-- START --

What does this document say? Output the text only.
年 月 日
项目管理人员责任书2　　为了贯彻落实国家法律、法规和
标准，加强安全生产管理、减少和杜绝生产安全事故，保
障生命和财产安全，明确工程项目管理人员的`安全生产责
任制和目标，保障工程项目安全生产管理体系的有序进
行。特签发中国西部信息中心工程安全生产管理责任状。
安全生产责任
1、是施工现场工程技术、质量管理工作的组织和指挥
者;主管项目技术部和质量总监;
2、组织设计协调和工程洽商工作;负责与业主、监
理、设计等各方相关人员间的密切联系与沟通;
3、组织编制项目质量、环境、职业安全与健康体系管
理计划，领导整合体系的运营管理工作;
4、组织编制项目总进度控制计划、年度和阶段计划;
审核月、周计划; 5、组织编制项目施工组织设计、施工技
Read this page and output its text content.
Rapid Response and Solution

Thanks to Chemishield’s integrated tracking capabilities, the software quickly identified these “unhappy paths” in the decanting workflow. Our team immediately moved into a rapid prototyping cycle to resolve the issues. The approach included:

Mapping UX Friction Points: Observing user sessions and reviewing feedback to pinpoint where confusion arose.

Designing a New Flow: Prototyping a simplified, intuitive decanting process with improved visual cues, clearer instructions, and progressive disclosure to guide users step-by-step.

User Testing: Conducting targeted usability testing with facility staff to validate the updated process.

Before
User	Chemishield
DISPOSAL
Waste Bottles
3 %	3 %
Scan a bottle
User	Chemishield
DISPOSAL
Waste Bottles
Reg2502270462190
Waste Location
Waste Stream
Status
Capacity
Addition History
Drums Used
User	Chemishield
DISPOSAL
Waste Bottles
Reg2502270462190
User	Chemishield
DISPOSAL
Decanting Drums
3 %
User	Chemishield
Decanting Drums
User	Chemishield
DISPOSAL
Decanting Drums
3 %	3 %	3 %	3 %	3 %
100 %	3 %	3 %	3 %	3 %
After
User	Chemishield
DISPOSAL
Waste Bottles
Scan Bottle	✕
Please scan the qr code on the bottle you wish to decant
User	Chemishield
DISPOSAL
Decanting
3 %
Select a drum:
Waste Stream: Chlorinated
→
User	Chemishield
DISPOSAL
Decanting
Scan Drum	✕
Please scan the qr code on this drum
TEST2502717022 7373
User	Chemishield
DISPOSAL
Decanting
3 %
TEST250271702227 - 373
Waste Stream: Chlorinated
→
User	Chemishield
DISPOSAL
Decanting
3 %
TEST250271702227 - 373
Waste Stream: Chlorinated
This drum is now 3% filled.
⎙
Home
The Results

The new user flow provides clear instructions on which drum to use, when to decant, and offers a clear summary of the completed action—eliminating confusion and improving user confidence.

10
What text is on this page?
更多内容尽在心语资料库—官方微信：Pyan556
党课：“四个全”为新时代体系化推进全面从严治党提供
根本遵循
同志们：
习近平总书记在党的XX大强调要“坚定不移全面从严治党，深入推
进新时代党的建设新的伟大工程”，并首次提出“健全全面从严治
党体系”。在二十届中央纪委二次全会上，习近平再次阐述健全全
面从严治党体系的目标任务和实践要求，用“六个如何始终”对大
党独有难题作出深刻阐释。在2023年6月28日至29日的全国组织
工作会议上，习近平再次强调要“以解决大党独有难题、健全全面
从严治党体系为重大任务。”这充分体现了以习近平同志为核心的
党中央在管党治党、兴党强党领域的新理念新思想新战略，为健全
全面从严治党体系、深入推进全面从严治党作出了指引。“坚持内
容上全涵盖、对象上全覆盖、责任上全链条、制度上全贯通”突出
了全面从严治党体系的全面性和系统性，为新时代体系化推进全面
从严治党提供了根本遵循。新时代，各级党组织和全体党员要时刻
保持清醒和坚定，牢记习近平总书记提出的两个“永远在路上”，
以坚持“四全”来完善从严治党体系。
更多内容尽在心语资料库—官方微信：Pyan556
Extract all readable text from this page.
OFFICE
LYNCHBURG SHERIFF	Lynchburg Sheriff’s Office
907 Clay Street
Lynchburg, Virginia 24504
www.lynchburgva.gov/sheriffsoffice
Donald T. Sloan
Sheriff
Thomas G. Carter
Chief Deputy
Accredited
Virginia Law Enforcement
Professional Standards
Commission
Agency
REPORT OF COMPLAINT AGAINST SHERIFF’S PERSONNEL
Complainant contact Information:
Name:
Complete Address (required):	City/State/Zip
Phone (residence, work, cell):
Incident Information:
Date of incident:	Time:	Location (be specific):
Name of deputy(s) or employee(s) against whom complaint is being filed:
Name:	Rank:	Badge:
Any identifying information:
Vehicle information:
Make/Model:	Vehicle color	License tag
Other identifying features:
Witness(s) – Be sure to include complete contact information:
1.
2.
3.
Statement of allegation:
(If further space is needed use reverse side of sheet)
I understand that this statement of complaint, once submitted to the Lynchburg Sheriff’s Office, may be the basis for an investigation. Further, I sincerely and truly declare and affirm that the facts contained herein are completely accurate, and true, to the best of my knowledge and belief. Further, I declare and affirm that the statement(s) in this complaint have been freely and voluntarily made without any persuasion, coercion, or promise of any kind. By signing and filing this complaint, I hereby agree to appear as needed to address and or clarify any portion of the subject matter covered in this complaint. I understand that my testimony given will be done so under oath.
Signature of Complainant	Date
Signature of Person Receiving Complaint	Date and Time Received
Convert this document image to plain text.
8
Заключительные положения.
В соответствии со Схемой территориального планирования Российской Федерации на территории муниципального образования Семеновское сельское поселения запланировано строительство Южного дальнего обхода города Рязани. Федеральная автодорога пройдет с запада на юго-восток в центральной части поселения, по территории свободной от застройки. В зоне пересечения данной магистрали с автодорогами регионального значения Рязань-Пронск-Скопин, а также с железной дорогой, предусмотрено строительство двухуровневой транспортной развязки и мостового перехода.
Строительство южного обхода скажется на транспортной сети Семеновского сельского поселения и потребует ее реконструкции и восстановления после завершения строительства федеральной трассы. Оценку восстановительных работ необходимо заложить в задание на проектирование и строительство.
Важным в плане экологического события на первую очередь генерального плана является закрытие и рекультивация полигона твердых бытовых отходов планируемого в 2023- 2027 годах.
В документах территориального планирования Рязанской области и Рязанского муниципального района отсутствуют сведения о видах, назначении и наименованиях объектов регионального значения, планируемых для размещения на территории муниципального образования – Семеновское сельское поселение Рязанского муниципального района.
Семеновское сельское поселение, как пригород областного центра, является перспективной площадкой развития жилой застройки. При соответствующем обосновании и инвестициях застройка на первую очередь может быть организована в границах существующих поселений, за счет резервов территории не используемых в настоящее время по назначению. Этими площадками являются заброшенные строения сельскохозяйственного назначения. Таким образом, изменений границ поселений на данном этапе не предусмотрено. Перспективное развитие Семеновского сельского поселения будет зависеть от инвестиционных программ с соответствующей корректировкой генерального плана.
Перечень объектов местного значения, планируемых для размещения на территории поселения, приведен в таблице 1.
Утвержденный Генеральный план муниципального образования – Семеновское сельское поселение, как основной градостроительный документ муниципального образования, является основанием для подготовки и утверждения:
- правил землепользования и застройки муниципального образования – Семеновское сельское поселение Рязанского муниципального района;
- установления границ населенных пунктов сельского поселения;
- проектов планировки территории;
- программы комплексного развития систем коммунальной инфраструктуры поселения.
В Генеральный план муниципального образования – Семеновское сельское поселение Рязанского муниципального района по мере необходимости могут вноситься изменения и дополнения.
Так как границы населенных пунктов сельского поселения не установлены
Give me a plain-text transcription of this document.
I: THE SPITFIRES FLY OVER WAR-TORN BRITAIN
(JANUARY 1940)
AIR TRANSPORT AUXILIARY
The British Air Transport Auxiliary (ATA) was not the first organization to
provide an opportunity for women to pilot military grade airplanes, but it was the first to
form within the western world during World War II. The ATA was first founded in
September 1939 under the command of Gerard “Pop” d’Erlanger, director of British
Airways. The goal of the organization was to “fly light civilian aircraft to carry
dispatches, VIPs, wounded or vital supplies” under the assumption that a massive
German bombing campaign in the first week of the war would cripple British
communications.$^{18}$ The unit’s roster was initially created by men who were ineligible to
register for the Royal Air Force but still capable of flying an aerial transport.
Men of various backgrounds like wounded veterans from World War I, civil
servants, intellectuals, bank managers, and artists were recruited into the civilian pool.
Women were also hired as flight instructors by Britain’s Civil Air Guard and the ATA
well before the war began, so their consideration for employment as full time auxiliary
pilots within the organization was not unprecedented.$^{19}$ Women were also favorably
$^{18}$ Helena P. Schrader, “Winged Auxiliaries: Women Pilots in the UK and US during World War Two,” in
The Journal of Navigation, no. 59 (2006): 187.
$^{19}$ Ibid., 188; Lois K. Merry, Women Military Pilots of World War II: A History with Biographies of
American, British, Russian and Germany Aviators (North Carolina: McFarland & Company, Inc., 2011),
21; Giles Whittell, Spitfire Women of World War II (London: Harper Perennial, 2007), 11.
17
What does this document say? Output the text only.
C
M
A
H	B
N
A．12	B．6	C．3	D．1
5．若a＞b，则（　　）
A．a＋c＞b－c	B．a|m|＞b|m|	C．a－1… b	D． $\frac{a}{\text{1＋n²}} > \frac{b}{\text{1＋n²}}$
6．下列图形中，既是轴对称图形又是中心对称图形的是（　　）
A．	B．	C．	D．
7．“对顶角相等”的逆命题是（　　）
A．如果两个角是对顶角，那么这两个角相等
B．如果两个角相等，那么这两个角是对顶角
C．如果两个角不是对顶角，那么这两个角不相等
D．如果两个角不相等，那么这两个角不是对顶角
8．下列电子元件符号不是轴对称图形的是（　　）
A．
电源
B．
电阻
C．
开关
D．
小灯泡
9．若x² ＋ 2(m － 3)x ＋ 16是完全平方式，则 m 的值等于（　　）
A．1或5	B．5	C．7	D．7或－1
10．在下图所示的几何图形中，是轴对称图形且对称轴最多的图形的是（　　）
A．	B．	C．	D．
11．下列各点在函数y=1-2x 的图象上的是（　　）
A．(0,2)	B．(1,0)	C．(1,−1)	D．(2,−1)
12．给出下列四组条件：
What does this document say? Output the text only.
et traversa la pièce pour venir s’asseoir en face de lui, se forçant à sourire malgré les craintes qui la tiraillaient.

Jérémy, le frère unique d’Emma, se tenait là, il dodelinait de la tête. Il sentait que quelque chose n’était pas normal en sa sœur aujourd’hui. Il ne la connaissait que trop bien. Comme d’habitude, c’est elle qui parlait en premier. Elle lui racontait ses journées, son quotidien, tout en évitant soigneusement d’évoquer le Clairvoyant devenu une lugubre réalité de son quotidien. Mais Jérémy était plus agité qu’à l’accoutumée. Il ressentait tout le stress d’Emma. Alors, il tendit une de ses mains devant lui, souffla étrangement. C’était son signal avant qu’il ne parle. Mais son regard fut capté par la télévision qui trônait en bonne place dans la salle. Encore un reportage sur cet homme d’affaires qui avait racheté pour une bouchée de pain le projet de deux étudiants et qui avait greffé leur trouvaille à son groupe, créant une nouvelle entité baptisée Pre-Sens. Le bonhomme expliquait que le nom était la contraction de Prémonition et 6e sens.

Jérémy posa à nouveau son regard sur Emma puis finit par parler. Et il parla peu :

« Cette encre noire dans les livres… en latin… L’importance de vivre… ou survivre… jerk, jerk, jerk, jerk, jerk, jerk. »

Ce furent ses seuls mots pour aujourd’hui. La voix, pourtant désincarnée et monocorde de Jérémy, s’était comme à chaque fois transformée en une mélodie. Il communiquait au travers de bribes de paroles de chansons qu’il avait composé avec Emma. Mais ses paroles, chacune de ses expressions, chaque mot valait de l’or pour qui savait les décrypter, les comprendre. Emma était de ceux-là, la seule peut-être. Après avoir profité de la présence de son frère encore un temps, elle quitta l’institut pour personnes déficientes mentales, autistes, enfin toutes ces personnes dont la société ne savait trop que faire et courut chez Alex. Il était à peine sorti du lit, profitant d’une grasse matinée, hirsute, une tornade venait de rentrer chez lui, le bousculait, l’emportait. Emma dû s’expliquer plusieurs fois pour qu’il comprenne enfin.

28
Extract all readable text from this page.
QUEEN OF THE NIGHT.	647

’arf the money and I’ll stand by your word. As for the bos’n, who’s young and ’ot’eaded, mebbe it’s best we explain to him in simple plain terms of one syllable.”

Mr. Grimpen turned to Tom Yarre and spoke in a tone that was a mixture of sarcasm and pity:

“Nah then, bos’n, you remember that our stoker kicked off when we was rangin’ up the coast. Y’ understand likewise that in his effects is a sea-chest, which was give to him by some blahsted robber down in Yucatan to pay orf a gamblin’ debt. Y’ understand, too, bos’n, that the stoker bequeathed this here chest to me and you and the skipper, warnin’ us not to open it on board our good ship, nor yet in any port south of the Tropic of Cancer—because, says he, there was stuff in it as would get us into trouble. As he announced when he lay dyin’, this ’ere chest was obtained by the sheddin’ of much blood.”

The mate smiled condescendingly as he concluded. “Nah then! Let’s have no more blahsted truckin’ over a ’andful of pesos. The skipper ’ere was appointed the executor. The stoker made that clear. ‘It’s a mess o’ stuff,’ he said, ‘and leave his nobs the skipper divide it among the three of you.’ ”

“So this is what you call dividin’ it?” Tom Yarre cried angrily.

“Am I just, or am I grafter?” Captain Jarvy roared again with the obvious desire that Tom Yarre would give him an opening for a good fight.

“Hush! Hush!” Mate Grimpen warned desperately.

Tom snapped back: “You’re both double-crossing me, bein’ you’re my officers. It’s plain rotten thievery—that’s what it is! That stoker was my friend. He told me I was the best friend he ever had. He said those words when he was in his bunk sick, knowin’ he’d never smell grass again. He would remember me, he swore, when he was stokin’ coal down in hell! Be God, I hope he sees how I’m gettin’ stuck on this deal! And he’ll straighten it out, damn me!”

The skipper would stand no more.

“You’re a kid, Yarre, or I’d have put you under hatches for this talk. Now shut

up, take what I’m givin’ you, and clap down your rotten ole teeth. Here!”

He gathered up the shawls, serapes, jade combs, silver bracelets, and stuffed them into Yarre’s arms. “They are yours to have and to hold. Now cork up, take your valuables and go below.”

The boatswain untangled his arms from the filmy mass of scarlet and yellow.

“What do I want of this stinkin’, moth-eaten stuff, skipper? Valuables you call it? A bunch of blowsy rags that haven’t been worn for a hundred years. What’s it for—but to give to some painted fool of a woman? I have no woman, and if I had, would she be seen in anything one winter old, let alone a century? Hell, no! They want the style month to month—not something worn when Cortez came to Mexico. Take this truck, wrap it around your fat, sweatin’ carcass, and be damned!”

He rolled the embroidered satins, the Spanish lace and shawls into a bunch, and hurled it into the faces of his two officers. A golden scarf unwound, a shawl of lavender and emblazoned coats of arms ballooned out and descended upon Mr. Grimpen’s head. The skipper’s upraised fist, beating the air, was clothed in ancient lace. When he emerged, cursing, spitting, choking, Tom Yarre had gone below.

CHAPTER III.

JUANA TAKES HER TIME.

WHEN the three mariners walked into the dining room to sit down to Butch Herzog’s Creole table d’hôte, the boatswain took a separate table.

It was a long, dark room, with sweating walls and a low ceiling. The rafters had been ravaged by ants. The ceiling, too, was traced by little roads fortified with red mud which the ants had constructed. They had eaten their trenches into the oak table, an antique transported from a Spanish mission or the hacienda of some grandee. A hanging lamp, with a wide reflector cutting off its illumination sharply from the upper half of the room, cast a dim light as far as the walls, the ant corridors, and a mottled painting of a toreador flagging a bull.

-- END --

Exercise objective |
Determine how many lines of the listing above hold the word "code". Report that number without anything else.

Reply to the exercise |
2